__Exercise aim__. Filter the entries that follow, copying every line in which the word "Save" appears.

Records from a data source

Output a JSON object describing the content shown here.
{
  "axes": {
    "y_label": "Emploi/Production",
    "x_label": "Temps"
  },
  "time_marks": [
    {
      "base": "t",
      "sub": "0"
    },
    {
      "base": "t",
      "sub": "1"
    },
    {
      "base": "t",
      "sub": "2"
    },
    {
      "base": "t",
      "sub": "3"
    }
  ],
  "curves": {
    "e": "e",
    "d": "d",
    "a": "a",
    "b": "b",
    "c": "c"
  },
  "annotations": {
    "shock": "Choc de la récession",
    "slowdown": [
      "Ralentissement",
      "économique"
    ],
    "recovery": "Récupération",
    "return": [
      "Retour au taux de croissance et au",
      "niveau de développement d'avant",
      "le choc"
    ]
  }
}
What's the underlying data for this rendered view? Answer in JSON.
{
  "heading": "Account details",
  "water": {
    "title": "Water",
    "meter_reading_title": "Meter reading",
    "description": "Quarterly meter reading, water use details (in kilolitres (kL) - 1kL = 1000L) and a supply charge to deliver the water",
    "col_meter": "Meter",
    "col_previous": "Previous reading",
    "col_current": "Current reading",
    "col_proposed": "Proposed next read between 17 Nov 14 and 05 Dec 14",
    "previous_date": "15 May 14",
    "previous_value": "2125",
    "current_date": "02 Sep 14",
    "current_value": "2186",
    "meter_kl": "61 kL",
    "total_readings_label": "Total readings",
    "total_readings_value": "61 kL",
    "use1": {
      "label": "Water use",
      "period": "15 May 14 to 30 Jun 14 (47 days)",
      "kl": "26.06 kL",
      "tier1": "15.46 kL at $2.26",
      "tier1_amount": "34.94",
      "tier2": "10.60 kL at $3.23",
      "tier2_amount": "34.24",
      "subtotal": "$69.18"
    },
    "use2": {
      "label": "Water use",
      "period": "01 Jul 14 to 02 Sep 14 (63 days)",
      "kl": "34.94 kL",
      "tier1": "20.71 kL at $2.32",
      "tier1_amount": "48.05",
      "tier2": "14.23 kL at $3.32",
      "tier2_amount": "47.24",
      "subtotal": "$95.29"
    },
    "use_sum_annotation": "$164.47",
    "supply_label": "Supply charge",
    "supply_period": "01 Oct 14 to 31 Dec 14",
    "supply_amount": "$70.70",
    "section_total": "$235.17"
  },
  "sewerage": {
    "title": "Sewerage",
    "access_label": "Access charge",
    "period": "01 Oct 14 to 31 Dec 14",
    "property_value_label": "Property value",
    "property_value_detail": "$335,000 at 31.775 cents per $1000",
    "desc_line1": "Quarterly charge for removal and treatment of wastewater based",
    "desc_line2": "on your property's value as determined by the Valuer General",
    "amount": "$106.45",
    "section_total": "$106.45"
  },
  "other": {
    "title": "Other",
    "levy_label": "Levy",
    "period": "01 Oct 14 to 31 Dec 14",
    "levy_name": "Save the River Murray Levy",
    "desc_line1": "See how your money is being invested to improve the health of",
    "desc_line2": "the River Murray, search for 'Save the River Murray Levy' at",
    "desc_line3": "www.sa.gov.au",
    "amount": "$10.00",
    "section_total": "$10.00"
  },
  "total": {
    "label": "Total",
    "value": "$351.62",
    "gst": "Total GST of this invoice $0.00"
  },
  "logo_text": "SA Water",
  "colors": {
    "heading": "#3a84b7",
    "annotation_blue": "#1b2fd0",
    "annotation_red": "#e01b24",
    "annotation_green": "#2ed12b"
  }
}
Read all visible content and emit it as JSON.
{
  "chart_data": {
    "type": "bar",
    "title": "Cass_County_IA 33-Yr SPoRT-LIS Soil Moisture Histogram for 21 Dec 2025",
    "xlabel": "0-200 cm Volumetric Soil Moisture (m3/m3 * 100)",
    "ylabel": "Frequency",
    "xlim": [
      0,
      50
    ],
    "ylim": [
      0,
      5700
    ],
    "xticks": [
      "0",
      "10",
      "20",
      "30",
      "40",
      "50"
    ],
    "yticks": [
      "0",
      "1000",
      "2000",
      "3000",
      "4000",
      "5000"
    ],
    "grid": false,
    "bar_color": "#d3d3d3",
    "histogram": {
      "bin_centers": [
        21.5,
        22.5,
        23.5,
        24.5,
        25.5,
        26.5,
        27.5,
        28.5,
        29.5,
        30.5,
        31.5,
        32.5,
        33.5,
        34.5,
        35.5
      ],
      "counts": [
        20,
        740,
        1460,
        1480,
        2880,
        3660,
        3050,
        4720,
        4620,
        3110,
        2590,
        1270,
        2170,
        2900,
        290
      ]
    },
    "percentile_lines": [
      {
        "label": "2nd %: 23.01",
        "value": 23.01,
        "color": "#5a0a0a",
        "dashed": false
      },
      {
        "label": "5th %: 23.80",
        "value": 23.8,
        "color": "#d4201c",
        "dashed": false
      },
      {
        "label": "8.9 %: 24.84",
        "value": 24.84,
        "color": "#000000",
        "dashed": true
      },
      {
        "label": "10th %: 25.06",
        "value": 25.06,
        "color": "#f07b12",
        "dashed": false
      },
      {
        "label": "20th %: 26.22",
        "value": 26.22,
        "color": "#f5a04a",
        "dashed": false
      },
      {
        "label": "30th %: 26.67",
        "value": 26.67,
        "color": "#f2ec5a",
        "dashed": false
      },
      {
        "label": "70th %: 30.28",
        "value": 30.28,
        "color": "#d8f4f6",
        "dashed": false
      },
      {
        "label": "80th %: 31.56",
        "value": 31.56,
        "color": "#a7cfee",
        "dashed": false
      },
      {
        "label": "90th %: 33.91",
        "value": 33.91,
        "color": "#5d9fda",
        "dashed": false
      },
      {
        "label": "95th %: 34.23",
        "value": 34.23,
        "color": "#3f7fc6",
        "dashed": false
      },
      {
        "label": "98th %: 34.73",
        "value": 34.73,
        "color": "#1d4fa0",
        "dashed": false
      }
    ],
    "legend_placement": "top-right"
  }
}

__Reply to the task__.
    "levy_name": "Save the River Murray Levy",
    "desc_line2": "the River Murray, search for 'Save the River Murray Levy' at",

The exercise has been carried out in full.